>> Start

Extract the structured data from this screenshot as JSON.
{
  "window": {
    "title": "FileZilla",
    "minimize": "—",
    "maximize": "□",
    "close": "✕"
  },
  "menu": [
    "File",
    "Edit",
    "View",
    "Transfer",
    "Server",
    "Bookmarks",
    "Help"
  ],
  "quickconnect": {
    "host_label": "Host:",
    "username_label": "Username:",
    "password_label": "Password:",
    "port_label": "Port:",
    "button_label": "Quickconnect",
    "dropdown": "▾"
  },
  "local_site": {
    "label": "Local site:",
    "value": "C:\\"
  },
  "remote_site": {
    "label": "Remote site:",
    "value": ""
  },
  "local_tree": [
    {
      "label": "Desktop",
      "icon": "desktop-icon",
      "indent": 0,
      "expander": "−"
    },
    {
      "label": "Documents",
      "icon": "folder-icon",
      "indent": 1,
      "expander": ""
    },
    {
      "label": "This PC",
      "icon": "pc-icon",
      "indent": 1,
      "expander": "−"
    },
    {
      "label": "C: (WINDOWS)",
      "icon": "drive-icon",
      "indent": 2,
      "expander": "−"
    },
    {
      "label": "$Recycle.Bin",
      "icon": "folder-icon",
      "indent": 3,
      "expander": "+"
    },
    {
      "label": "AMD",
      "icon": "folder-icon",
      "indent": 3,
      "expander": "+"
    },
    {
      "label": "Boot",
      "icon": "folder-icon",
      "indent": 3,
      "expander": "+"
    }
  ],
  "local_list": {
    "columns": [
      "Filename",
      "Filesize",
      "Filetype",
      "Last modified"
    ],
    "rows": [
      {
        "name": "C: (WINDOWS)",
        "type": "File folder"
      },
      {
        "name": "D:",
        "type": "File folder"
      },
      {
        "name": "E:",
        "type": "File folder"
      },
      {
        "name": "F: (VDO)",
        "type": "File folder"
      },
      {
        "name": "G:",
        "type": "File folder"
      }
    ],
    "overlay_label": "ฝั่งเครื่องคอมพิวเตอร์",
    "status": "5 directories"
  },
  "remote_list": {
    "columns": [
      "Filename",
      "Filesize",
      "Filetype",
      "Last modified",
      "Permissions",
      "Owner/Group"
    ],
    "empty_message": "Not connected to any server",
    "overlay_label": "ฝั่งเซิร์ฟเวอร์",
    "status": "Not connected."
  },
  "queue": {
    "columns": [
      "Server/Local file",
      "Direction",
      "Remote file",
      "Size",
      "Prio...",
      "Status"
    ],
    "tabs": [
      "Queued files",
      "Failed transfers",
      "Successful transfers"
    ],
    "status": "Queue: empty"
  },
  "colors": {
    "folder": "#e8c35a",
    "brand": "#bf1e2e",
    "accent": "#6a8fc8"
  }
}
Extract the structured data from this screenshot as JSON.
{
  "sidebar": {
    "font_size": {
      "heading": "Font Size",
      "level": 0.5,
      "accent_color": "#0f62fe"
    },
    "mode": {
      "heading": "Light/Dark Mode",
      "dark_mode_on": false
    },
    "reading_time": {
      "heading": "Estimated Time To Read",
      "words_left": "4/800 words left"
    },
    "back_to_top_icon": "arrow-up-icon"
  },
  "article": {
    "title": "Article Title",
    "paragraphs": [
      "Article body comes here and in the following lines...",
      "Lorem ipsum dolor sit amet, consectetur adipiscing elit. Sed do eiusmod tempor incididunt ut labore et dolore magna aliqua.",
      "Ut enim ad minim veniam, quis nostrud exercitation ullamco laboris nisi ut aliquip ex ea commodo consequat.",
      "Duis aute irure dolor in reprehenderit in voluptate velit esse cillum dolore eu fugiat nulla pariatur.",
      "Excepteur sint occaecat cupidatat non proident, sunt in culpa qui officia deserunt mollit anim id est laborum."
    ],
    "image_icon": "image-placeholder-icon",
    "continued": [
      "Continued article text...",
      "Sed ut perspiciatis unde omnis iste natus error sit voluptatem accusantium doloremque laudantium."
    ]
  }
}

>> End

Goal:
Pull every line holding "transfers" out of the records.

Task response:
      "Failed transfers",
      "Successful transfers"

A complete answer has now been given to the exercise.